**Set exercise:** Quote each record exactly, please, leaving none out.

┏━━

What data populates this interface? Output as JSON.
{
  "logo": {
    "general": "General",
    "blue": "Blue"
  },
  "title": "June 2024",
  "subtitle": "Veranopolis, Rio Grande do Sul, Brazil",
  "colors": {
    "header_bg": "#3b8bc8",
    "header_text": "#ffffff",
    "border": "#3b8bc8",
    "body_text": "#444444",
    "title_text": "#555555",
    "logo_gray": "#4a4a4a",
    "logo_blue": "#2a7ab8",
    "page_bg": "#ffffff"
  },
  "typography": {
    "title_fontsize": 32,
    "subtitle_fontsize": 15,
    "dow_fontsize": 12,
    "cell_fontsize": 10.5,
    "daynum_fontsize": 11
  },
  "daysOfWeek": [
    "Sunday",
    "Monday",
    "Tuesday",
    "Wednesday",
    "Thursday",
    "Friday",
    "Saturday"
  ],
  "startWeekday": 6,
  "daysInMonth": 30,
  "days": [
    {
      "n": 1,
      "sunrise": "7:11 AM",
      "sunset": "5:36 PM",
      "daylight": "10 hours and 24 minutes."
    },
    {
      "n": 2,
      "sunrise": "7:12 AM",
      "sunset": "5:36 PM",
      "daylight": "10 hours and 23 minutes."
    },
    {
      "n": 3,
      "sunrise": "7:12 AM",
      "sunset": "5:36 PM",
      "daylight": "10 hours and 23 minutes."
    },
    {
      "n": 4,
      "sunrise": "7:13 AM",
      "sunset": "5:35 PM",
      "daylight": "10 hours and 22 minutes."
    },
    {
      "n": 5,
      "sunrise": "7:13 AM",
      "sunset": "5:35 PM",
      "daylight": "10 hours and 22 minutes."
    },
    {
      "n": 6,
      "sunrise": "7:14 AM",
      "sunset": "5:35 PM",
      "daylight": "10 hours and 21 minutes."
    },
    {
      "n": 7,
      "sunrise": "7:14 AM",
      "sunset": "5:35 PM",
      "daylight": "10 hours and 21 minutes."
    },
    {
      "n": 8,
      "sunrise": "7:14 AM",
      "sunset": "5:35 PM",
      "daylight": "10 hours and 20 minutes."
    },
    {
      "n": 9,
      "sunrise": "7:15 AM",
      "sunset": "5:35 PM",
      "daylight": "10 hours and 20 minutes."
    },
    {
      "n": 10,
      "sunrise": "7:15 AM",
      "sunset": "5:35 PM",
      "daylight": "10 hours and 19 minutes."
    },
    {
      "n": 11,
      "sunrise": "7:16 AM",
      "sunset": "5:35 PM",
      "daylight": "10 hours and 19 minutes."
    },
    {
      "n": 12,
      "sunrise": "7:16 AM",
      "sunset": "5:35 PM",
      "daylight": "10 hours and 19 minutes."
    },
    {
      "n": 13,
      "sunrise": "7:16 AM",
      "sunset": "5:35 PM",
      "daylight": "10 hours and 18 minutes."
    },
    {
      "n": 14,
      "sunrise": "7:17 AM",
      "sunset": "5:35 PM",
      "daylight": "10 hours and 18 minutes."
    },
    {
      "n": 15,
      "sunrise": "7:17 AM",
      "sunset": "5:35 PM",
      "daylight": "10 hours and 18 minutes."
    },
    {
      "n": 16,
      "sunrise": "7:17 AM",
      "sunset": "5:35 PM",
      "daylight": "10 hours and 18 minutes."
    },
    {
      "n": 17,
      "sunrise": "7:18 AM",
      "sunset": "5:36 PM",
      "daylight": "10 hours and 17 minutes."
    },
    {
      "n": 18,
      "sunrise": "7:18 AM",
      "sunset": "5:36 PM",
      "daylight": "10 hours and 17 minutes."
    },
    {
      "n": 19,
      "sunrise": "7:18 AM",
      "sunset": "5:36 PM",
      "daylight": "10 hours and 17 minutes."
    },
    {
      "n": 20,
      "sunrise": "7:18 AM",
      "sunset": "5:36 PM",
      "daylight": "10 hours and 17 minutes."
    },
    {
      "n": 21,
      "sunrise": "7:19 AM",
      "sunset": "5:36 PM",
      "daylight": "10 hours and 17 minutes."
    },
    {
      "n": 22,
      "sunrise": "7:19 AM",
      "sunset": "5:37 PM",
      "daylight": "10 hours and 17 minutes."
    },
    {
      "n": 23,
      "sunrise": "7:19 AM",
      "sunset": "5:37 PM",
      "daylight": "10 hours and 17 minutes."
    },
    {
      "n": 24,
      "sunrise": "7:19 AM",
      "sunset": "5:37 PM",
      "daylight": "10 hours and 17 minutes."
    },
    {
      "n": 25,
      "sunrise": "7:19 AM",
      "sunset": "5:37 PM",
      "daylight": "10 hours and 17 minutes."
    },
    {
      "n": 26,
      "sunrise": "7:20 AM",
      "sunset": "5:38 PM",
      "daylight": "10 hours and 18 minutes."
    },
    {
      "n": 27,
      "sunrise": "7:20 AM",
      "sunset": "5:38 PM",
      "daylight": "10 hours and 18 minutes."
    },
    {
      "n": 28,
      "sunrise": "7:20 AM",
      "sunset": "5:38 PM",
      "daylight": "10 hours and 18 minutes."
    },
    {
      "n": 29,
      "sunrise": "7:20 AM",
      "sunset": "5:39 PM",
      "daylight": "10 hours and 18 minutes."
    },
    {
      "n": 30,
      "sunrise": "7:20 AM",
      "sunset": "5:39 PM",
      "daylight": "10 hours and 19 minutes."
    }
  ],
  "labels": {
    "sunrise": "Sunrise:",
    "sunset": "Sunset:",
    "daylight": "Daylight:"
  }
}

┗━━

**Task answer:**
What data populates this interface? Output as JSON.
{
  "logo": {
    "general": "General",
    "blue": "Blue"
  },
  "title": "June 2024",
  "subtitle": "Veranopolis, Rio Grande do Sul, Brazil",
  "colors": {
    "header_bg": "#3b8bc8",
    "header_text": "#ffffff",
    "border": "#3b8bc8",
    "body_text": "#444444",
    "title_text": "#555555",
    "logo_gray": "#4a4a4a",
    "logo_blue": "#2a7ab8",
    "page_bg": "#ffffff"
  },
  "typography": {
    "title_fontsize": 32,
    "subtitle_fontsize": 15,
    "dow_fontsize": 12,
    "cell_fontsize": 10.5,
    "daynum_fontsize": 11
  },
  "daysOfWeek": [
    "Sunday",
    "Monday",
    "Tuesday",
    "Wednesday",
    "Thursday",
    "Friday",
    "Saturday"
  ],
  "startWeekday": 6,
  "daysInMonth": 30,
  "days": [
    {
      "n": 1,
      "sunrise": "7:11 AM",
      "sunset": "5:36 PM",
      "daylight": "10 hours and 24 minutes."
    },
    {
      "n": 2,
      "sunrise": "7:12 AM",
      "sunset": "5:36 PM",
      "daylight": "10 hours and 23 minutes."
    },
    {
      "n": 3,
      "sunrise": "7:12 AM",
      "sunset": "5:36 PM",
      "daylight": "10 hours and 23 minutes."
    },
    {
      "n": 4,
      "sunrise": "7:13 AM",
      "sunset": "5:35 PM",
      "daylight": "10 hours and 22 minutes."
    },
    {
      "n": 5,
      "sunrise": "7:13 AM",
      "sunset": "5:35 PM",
      "daylight": "10 hours and 22 minutes."
    },
    {
      "n": 6,
      "sunrise": "7:14 AM",
      "sunset": "5:35 PM",
      "daylight": "10 hours and 21 minutes."
    },
    {
      "n": 7,
      "sunrise": "7:14 AM",
      "sunset": "5:35 PM",
      "daylight": "10 hours and 21 minutes."
    },
    {
      "n": 8,
      "sunrise": "7:14 AM",
      "sunset": "5:35 PM",
      "daylight": "10 hours and 20 minutes."
    },
    {
      "n": 9,
      "sunrise": "7:15 AM",
      "sunset": "5:35 PM",
      "daylight": "10 hours and 20 minutes."
    },
    {
      "n": 10,
      "sunrise": "7:15 AM",
      "sunset": "5:35 PM",
      "daylight": "10 hours and 19 minutes."
    },
    {
      "n": 11,
      "sunrise": "7:16 AM",
      "sunset": "5:35 PM",
      "daylight": "10 hours and 19 minutes."
    },
    {
      "n": 12,
      "sunrise": "7:16 AM",
      "sunset": "5:35 PM",
      "daylight": "10 hours and 19 minutes."
    },
    {
      "n": 13,
      "sunrise": "7:16 AM",
      "sunset": "5:35 PM",
      "daylight": "10 hours and 18 minutes."
    },
    {
      "n": 14,
      "sunrise": "7:17 AM",
      "sunset": "5:35 PM",
      "daylight": "10 hours and 18 minutes."
    },
    {
      "n": 15,
      "sunrise": "7:17 AM",
      "sunset": "5:35 PM",
      "daylight": "10 hours and 18 minutes."
    },
    {
      "n": 16,
      "sunrise": "7:17 AM",
      "sunset": "5:35 PM",
      "daylight": "10 hours and 18 minutes."
    },
    {
      "n": 17,
      "sunrise": "7:18 AM",
      "sunset": "5:36 PM",
      "daylight": "10 hours and 17 minutes."
    },
    {
      "n": 18,
      "sunrise": "7:18 AM",
      "sunset": "5:36 PM",
      "daylight": "10 hours and 17 minutes."
    },
    {
      "n": 19,
      "sunrise": "7:18 AM",
      "sunset": "5:36 PM",
      "daylight": "10 hours and 17 minutes."
    },
    {
      "n": 20,
      "sunrise": "7:18 AM",
      "sunset": "5:36 PM",
      "daylight": "10 hours and 17 minutes."
    },
    {
      "n": 21,
      "sunrise": "7:19 AM",
      "sunset": "5:36 PM",
      "daylight": "10 hours and 17 minutes."
    },
    {
      "n": 22,
      "sunrise": "7:19 AM",
      "sunset": "5:37 PM",
      "daylight": "10 hours and 17 minutes."
    },
    {
      "n": 23,
      "sunrise": "7:19 AM",
      "sunset": "5:37 PM",
      "daylight": "10 hours and 17 minutes."
    },
    {
      "n": 24,
      "sunrise": "7:19 AM",
      "sunset": "5:37 PM",
      "daylight": "10 hours and 17 minutes."
    },
    {
      "n": 25,
      "sunrise": "7:19 AM",
      "sunset": "5:37 PM",
      "daylight": "10 hours and 17 minutes."
    },
    {
      "n": 26,
      "sunrise": "7:20 AM",
      "sunset": "5:38 PM",
      "daylight": "10 hours and 18 minutes."
    },
    {
      "n": 27,
      "sunrise": "7:20 AM",
      "sunset": "5:38 PM",
      "daylight": "10 hours and 18 minutes."
    },
    {
      "n": 28,
      "sunrise": "7:20 AM",
      "sunset": "5:38 PM",
      "daylight": "10 hours and 18 minutes."
    },
    {
      "n": 29,
      "sunrise": "7:20 AM",
      "sunset": "5:39 PM",
      "daylight": "10 hours and 18 minutes."
    },
    {
      "n": 30,
      "sunrise": "7:20 AM",
      "sunset": "5:39 PM",
      "daylight": "10 hours and 19 minutes."
    }
  ],
  "labels": {
    "sunrise": "Sunrise:",
    "sunset": "Sunset:",
    "daylight": "Daylight:"
  }
}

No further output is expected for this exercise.